[Stated task]
Work out how many lines in the listing below include the word "type"; answer with the number alone.
--- START Data for the task ---
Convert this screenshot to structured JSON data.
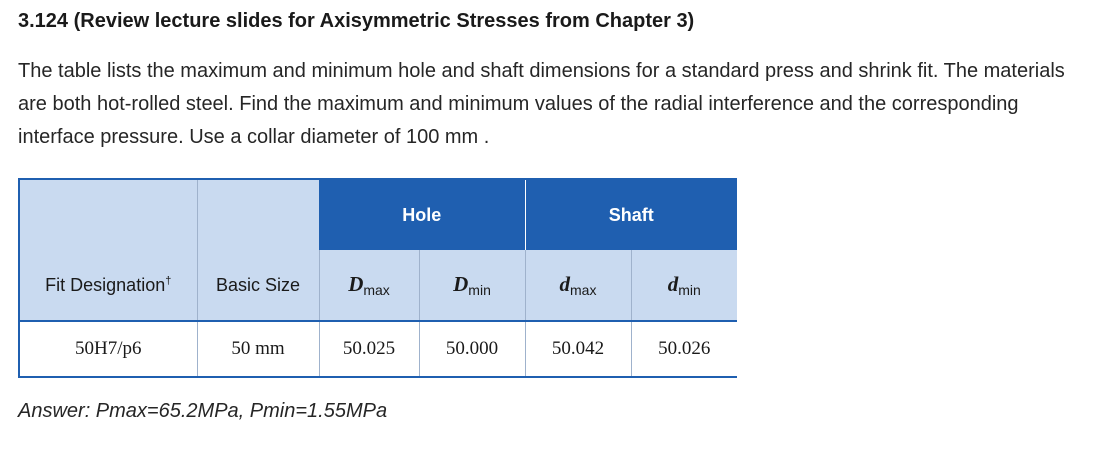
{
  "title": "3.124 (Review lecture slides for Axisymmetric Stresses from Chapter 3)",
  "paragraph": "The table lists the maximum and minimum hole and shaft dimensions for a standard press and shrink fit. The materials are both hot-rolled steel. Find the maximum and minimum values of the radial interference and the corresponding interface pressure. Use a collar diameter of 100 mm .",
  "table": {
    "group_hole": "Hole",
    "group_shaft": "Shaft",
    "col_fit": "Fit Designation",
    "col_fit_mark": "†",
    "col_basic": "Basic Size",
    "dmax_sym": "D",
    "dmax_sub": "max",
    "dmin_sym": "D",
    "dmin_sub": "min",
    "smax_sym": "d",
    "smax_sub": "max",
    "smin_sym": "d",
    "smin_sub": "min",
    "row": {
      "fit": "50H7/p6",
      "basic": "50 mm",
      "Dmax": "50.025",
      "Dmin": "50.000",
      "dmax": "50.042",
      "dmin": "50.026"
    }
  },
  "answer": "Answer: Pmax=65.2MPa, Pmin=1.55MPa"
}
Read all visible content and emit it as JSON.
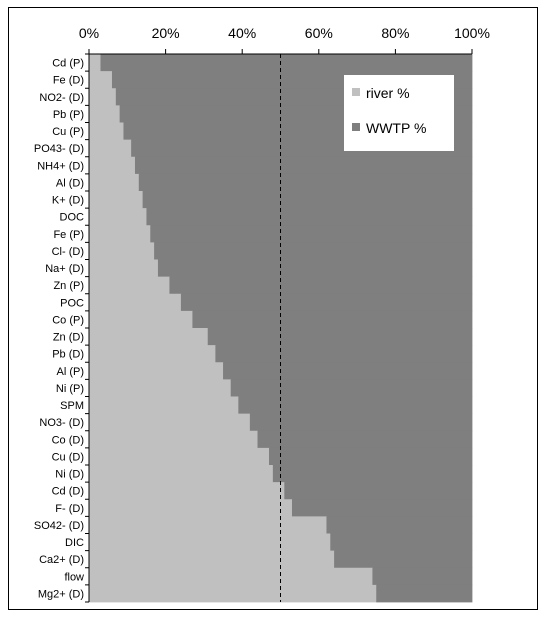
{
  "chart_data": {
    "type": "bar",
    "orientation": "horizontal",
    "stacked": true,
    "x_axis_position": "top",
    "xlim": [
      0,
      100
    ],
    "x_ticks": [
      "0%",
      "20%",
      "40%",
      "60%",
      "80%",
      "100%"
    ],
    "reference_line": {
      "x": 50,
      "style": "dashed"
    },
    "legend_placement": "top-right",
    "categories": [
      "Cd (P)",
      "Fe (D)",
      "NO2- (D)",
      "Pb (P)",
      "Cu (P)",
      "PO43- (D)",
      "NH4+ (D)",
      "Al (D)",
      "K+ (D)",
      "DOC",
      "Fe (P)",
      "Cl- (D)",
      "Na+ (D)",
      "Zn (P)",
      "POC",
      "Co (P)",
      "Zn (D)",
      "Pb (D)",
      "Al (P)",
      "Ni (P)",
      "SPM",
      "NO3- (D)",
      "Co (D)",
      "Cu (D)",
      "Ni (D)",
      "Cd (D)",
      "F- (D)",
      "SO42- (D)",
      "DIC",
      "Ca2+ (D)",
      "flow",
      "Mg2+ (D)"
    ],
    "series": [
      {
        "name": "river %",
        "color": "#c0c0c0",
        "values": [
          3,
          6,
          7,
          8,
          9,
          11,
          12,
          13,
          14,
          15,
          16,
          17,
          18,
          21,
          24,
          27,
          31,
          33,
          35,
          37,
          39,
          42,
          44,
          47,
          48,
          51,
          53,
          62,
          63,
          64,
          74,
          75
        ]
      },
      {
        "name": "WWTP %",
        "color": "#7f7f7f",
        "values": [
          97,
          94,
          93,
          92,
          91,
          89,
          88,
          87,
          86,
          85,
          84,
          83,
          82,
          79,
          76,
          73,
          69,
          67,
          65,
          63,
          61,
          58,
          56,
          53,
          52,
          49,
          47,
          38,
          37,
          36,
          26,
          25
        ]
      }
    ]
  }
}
--- END Data for the task ---
--- START Data for the task ---
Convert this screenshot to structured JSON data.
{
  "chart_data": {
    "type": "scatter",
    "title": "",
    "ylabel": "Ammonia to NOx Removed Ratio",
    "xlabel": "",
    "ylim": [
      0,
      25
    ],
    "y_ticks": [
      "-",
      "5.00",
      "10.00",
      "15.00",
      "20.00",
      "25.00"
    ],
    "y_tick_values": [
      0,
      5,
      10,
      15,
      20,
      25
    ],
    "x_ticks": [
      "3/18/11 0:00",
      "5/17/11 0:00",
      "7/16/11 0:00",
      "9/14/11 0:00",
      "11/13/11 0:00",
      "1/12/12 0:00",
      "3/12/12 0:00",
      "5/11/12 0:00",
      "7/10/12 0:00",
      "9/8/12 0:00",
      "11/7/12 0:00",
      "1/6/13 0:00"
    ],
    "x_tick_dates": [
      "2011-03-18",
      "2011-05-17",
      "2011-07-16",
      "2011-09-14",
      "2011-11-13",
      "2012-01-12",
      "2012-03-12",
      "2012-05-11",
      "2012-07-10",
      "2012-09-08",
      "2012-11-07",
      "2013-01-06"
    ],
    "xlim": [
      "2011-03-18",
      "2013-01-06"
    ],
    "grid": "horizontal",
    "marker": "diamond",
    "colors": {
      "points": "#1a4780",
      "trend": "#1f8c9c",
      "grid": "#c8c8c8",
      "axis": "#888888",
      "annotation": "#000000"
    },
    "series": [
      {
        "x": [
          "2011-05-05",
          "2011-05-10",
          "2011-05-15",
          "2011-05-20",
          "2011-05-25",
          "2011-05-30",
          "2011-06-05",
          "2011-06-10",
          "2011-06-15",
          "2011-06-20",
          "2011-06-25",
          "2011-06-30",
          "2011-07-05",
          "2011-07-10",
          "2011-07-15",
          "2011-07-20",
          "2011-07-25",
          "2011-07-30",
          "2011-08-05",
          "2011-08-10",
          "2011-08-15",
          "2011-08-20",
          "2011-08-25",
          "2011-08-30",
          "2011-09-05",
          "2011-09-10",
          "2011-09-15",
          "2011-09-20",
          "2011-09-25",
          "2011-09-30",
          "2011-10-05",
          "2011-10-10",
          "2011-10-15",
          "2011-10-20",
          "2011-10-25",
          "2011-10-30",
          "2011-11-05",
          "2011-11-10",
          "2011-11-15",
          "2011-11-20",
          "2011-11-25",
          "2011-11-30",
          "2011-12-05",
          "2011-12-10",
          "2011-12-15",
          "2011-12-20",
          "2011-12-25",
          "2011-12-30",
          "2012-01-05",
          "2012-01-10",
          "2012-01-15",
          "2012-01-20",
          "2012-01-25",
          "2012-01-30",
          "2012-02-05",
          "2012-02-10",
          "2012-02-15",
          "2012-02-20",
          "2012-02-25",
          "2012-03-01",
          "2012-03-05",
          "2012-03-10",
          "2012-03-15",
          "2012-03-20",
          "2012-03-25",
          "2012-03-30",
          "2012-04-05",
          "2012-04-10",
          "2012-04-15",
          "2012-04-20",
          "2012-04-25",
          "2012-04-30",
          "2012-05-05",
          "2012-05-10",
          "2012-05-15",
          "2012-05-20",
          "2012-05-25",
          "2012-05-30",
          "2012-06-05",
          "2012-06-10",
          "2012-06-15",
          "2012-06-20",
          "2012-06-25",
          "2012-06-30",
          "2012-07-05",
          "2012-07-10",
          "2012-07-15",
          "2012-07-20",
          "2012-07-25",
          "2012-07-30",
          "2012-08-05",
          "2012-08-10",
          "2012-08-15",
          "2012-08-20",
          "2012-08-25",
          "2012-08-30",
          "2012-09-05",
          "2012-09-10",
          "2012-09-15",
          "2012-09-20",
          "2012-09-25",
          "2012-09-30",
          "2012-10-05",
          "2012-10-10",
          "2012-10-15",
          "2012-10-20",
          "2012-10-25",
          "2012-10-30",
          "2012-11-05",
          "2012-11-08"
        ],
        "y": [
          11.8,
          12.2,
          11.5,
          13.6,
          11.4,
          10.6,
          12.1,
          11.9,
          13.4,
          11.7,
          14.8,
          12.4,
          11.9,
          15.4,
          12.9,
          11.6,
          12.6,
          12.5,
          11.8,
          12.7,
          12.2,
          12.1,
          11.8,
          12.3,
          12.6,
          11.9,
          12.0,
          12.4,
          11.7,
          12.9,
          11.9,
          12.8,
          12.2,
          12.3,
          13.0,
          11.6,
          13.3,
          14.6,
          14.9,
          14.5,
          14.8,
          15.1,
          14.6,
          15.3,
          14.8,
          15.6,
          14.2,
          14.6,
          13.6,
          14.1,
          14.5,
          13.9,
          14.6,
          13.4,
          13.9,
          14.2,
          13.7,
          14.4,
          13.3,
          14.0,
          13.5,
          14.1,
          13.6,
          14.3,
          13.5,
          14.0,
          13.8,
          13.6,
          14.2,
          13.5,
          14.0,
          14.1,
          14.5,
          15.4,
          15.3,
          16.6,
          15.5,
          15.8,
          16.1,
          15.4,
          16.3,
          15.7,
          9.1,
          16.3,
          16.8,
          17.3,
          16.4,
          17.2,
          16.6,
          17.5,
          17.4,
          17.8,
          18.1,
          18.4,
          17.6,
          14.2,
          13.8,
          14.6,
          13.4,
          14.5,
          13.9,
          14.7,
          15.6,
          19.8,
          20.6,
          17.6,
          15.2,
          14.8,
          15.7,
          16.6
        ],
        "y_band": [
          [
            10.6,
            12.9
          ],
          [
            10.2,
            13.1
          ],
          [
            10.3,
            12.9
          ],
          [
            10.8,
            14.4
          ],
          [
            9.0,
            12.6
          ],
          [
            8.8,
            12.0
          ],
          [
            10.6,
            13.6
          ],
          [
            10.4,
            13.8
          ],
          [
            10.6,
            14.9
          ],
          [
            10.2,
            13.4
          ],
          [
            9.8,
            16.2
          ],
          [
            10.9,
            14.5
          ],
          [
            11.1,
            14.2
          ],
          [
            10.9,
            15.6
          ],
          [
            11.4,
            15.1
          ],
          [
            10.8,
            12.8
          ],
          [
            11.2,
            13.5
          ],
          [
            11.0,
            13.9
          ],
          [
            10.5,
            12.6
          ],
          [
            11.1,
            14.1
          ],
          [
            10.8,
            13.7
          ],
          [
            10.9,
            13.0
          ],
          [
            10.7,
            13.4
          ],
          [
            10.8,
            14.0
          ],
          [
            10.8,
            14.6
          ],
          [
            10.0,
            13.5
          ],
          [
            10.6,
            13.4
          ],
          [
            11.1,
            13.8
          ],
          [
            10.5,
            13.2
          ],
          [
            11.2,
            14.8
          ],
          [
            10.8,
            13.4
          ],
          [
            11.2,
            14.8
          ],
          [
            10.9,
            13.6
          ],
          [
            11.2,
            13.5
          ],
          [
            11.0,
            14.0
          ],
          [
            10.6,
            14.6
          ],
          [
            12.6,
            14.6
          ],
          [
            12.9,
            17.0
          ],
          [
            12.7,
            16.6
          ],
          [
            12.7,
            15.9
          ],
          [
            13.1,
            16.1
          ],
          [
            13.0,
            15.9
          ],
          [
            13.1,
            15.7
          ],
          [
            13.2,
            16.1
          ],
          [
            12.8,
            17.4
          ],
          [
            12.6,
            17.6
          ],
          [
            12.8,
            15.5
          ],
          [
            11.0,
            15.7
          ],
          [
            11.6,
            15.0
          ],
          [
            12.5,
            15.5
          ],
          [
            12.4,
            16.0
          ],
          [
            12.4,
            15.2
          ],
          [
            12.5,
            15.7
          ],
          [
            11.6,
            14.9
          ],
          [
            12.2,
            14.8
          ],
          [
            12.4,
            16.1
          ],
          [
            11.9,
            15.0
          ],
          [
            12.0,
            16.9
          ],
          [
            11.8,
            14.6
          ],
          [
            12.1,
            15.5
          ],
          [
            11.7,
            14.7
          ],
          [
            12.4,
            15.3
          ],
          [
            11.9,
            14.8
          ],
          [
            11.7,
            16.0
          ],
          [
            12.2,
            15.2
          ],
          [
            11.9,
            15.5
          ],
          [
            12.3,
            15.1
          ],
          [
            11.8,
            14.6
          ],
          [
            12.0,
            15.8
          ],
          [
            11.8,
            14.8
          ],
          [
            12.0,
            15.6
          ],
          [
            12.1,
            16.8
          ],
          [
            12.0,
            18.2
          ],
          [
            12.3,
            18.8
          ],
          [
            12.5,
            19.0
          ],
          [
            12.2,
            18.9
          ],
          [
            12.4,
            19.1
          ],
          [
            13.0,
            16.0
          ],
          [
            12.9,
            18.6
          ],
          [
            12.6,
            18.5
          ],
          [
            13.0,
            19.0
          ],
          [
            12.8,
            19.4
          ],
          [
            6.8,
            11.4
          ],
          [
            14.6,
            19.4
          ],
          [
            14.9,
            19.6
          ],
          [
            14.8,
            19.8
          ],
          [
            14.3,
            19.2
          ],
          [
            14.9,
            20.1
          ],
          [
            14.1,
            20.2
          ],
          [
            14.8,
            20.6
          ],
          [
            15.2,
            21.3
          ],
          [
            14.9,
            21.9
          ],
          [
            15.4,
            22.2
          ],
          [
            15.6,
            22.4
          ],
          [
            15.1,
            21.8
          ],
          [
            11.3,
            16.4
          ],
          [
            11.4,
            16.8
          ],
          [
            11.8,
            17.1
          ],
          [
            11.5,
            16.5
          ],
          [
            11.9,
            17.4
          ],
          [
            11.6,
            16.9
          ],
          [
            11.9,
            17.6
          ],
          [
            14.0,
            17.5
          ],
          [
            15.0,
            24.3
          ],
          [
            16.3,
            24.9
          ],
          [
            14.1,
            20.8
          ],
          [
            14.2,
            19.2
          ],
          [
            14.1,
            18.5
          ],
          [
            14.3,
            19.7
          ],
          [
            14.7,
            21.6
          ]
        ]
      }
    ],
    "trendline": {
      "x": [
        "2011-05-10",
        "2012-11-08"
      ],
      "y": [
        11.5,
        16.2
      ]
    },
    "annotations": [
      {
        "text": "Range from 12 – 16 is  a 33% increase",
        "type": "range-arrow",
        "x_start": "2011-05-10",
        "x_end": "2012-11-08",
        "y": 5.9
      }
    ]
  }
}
--- END Data for the task ---
[Solution]
3